┏━━

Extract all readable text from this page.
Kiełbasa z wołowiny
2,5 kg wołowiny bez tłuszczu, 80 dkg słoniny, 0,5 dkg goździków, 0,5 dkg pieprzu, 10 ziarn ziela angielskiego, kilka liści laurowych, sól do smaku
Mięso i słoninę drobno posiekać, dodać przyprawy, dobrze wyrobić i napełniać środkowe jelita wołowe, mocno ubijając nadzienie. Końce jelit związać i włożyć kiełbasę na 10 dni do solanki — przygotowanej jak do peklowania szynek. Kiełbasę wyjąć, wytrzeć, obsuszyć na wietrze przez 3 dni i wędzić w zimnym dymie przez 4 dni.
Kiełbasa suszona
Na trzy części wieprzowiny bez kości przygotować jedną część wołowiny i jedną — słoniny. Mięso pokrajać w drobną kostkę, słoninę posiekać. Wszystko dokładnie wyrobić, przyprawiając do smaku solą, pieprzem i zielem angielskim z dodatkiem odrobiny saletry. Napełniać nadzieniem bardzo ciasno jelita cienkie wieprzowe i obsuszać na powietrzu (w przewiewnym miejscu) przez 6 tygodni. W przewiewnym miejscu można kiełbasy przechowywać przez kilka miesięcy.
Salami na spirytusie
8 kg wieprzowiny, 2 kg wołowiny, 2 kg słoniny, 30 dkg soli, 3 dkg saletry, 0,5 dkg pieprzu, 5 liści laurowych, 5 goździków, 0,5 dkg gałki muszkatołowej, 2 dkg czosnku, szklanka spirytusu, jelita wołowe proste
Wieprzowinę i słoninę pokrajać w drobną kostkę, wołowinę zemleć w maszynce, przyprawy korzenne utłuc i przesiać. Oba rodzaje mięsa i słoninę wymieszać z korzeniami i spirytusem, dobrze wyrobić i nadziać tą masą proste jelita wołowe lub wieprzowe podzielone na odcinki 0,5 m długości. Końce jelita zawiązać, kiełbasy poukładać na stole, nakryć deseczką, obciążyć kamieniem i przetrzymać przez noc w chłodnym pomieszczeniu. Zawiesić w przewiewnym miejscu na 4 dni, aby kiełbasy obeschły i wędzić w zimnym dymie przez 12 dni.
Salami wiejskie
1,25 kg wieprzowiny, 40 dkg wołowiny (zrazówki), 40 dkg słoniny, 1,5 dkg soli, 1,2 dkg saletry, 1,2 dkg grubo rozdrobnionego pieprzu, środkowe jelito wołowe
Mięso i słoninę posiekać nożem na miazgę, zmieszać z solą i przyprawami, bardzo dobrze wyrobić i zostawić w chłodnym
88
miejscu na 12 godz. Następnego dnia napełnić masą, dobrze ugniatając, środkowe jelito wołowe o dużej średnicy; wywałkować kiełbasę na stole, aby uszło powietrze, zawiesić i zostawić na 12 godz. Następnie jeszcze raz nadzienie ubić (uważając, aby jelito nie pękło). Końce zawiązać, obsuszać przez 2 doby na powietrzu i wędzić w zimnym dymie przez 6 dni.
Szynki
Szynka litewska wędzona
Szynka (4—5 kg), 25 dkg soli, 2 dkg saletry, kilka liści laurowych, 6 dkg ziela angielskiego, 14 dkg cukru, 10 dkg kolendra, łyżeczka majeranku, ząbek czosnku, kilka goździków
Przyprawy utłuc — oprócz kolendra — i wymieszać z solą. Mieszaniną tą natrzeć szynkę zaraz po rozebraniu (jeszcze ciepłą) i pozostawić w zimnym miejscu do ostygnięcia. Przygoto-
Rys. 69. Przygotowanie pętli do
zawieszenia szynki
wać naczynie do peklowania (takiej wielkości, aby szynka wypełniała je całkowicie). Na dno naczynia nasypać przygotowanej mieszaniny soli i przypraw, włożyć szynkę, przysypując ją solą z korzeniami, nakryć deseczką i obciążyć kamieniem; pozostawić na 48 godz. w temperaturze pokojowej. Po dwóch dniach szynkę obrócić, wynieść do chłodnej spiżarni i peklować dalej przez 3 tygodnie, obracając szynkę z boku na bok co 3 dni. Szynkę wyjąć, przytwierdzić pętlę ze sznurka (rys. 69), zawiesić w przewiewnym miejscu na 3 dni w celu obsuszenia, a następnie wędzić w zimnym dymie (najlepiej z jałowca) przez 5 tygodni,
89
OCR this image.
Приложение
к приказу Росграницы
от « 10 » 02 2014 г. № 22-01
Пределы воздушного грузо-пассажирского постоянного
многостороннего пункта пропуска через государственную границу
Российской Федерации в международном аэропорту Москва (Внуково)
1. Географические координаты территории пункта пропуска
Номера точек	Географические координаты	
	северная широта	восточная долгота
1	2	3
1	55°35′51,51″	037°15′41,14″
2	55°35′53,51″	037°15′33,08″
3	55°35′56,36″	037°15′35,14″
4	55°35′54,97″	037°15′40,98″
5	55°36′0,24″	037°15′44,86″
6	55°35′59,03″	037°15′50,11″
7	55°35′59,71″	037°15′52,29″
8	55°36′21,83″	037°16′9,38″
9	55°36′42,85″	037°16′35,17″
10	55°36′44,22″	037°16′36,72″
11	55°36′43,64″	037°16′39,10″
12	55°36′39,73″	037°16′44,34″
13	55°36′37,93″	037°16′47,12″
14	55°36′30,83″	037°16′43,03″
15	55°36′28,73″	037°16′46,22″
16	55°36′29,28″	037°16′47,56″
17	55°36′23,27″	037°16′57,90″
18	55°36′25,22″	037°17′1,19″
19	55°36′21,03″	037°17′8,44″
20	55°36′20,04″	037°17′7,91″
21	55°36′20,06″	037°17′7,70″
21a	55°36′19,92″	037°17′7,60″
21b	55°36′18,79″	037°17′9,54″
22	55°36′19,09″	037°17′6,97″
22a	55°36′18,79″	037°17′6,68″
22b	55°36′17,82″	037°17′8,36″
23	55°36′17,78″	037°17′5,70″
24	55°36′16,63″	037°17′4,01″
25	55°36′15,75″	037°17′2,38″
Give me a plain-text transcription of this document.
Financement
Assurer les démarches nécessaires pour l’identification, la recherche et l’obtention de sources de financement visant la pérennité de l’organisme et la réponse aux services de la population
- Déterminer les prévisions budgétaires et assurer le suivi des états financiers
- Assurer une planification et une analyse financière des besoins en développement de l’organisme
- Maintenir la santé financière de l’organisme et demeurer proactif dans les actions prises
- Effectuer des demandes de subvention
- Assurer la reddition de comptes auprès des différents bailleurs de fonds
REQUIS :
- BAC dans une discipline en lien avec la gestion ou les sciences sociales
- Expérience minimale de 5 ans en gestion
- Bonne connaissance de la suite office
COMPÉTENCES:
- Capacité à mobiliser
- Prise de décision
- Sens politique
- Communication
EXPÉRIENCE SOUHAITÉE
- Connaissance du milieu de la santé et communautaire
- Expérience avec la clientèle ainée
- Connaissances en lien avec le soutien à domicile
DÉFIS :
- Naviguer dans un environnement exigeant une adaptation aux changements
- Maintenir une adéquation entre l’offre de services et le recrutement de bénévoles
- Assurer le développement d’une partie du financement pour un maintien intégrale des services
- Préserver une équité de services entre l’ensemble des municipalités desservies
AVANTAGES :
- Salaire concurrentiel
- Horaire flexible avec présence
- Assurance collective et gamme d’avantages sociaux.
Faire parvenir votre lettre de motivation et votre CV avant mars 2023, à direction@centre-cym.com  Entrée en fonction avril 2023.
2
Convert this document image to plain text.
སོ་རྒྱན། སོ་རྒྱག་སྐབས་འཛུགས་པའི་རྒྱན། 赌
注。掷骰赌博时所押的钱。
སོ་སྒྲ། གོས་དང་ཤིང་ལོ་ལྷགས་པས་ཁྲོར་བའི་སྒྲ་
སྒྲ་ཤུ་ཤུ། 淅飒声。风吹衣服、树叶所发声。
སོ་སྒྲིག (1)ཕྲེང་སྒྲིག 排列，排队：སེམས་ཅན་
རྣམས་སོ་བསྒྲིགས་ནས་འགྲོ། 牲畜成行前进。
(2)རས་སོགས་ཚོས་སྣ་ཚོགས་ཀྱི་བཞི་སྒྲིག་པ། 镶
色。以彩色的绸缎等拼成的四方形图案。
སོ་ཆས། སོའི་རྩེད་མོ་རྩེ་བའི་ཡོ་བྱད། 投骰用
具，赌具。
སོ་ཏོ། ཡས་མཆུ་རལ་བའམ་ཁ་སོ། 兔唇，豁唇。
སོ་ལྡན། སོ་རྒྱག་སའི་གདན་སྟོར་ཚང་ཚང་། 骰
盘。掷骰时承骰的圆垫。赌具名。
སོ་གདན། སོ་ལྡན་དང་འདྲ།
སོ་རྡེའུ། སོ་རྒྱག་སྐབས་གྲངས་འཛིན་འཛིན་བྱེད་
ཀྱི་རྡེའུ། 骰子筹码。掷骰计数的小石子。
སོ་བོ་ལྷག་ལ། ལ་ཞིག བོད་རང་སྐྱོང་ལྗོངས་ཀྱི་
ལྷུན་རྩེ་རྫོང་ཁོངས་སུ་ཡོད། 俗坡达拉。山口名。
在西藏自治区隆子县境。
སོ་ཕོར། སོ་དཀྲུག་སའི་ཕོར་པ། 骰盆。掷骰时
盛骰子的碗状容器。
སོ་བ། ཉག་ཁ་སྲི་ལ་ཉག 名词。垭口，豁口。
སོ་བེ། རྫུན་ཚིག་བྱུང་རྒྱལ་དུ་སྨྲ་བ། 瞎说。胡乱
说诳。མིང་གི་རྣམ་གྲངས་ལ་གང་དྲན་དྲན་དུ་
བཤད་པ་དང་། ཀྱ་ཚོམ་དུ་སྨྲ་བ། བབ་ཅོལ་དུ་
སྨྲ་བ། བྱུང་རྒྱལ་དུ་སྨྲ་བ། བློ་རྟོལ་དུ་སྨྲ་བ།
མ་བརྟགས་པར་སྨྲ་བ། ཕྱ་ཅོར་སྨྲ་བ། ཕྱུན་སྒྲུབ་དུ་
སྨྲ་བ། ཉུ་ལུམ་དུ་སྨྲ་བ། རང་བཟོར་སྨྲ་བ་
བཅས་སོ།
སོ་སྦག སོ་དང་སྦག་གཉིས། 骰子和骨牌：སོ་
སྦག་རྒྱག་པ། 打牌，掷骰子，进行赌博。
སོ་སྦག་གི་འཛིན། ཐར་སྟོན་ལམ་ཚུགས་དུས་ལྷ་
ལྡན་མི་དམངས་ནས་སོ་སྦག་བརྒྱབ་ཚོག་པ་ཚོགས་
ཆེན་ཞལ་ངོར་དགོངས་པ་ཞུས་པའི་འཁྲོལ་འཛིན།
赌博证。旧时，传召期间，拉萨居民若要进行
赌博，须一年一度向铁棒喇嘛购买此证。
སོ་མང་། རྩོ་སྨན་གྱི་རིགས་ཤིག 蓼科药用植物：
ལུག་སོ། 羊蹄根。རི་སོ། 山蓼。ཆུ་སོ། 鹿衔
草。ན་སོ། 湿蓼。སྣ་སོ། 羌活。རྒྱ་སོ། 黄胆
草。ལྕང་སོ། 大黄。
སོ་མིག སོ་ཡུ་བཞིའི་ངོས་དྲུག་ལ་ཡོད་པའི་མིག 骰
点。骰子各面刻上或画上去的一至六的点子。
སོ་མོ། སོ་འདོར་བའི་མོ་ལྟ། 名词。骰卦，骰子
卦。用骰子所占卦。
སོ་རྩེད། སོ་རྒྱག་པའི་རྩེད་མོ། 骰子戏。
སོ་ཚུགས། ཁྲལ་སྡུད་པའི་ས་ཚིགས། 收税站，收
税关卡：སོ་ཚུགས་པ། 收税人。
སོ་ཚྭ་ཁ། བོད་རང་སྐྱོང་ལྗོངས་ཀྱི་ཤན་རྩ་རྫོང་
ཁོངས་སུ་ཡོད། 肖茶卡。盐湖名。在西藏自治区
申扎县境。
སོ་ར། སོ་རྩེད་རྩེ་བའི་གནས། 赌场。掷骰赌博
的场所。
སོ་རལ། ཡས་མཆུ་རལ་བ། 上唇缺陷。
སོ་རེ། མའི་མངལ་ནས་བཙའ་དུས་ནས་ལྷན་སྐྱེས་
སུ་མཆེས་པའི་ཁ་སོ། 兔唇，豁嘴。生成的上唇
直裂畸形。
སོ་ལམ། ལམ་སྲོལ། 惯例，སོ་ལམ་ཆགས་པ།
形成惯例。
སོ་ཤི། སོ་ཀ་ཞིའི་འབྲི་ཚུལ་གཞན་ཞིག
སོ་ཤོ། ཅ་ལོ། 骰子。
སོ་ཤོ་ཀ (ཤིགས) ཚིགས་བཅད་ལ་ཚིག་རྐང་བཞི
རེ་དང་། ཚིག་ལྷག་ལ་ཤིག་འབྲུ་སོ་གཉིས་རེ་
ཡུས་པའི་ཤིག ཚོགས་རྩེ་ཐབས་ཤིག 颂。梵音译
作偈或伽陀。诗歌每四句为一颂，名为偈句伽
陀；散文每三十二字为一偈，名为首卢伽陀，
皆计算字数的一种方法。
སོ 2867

┗━━

- Problem to solve -
Extract all lines from the material above that include the word "kolendra".

- Output of the task -
Szynka (4—5 kg), 25 dkg soli, 2 dkg saletry, kilka liści laurowych, 6 dkg ziela angielskiego, 14 dkg cukru, 10 dkg kolendra, łyżeczka majeranku, ząbek czosnku, kilka goździków
Przyprawy utłuc — oprócz kolendra — i wymieszać z solą. Mieszaniną tą natrzeć szynkę zaraz po rozebraniu (jeszcze ciepłą) i pozostawić w zimnym miejscu do ostygnięcia. Przygoto-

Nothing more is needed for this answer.